EXTRACTED RECORDS |
■ ■ ■ ■ ■
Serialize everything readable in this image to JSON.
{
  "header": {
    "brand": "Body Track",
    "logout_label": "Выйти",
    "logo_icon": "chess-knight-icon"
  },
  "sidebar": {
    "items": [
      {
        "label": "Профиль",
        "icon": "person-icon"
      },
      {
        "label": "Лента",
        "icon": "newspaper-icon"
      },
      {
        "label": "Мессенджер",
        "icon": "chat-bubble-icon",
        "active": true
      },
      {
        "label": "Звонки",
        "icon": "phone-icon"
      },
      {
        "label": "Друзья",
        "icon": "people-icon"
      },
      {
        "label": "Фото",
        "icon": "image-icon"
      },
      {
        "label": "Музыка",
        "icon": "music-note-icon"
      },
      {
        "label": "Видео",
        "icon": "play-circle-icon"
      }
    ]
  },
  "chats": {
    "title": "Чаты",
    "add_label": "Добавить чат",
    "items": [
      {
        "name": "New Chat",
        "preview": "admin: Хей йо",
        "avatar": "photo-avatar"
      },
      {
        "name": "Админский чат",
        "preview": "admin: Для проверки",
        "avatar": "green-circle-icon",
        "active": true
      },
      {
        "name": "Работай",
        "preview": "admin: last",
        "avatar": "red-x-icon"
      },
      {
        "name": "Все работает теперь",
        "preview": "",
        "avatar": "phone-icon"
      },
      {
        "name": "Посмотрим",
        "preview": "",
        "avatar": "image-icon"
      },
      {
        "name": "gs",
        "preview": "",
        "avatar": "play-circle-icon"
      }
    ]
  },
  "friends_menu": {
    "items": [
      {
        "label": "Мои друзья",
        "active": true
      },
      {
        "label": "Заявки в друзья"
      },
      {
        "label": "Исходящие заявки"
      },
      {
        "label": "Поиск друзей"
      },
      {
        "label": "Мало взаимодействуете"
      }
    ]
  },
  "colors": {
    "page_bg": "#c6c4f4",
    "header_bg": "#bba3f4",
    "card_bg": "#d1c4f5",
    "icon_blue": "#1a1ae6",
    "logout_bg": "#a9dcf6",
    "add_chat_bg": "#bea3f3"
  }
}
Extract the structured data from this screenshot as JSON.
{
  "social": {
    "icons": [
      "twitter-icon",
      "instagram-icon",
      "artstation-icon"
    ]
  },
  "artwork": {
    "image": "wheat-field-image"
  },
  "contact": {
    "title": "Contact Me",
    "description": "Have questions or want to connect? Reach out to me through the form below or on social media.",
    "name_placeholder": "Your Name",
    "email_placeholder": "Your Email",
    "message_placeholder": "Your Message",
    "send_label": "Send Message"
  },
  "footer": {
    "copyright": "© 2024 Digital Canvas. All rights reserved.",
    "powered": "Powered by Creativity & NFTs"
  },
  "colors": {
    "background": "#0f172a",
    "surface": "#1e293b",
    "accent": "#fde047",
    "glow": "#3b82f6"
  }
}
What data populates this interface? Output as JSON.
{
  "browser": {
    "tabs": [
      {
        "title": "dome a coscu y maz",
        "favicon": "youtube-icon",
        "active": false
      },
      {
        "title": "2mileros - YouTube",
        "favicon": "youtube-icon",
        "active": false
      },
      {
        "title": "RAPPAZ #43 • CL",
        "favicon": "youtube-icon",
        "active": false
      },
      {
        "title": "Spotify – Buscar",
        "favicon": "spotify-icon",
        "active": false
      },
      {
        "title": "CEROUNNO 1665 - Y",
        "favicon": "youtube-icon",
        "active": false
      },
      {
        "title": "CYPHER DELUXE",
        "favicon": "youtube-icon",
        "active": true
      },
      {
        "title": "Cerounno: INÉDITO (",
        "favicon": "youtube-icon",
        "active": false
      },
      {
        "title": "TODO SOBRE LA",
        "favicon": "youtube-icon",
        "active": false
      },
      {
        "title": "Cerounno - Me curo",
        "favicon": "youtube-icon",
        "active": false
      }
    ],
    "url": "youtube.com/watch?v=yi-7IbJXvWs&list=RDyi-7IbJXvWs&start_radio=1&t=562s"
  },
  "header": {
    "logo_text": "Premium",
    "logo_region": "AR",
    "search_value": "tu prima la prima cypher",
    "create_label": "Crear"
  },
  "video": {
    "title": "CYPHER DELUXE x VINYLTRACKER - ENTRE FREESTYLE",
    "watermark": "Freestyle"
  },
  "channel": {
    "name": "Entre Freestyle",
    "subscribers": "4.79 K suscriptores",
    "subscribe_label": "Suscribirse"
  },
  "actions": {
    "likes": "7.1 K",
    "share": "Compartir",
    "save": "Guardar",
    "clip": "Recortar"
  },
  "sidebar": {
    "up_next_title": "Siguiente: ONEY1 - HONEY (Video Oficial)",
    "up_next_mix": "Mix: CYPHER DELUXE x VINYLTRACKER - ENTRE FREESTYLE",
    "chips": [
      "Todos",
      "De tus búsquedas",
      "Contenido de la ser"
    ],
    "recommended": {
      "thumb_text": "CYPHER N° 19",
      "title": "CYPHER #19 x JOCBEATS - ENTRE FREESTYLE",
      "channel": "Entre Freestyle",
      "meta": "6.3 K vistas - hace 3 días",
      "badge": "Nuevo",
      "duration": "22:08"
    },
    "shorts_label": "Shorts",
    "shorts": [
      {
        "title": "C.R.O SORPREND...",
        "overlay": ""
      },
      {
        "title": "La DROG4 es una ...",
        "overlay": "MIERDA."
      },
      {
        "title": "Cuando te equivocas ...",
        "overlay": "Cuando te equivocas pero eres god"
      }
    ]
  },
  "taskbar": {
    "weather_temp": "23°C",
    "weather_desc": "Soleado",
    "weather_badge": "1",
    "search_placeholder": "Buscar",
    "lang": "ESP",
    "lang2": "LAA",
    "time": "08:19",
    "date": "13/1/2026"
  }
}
■ ■ ■ ■ ■
WHAT YOU WILL DO | Pick out every line above that contains the word "Message" and copy it.

FULL RESPONSE |
    "message_placeholder": "Your Message",
    "send_label": "Send Message"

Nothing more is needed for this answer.